TO DO: Write the next part of the GigaMaps accessibility case study that follows, picking up right after its final line. Leave the records after it untouched.

PROVIDED PASSAGE:
═══
GigaMaps Accessibility

GigaMaps Accessibility

GigaMaps Accessibility

Role

Product Designer

Teammates

Product manager

Client

Unicef

In 2025 I joined UNICEF Giga to work on GigaMaps, an advocacy platform that helps governments visualize unconnected areas of their country. The goal is straightforward yet powerful: bring internet to every school and give all children equal access to digital opportunities. The map displays schools with simple dots. That’s where my design challenge started.

The problem

During a heuristic evaluation, I identified a critical accessibility issue:

  • school dots were hard to distinguish for users affected by color blindness;

  • the color palette did not fully comply with accessibility standards;

  • markers didn’t scale effectively at different zoom levels.

For a platform that aims to “include everyone,” this was a major limitation.

Research & Analysis

To better understand how to address the issue, I conducted a competitive analysis of major mapping platforms:

  • Google Maps

  • Apple Maps

  • OpenStreetMap

I focused on three key aspects:

  1. how markers adapt across zoom levels;

  2. use of color contrast to ensure universal readability;

  3. reliance on icons to reinforce meaning.


Design process

  1. Prototyping in Figma

    I began by exploring variations of color and size for the school dots directly in Figma.

  2. Testing in a real map environment (Mapbox)
═══
INFORMATION:
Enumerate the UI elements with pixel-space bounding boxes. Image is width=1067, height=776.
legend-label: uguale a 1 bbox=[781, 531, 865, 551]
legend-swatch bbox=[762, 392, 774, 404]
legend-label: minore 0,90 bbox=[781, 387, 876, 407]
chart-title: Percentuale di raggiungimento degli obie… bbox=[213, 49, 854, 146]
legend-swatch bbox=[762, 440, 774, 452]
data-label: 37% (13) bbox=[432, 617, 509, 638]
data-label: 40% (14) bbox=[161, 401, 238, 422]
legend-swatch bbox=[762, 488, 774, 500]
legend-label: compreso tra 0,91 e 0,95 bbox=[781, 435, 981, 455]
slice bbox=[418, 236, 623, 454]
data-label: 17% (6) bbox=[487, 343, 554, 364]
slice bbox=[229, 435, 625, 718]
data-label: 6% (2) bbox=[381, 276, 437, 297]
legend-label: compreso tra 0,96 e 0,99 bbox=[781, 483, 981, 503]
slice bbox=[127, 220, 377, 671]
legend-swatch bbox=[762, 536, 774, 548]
═══
RESPONSE TO THIS TASK:
    To validate my designs, I replicated the GigaMaps environment using Mapbox. This allowed me to:


    • check the effectiveness of colors under real conditions,

    • test scalability of dots across zoom levels,

    • simulate how users with color blindness perceive the markers.


  3. Accessibility iterations


    • adaptive marker size based on zoom,

    • accessible color palette aligned with WCAG standards,

    • icons appearing at maximum zoom to reinforce school identification.


Final solution

The new design made markers more inclusive and accessible without compromising GigaMaps’ identity.

Each school is now clearly visible, even for color-blind users, thanks to:

  • zoom-adaptive markers,

  • WCAG-compliant colors,

  • supporting icons at detailed zoom levels.

Impact

This improvement went beyond aesthetics, it directly supported the mission of Giga: to make GigaMaps a truly inclusive tool where governments can interpret data without perceptual barriers.

In a product about universal connection, visual accessibility is not a detail. It’s a requirement.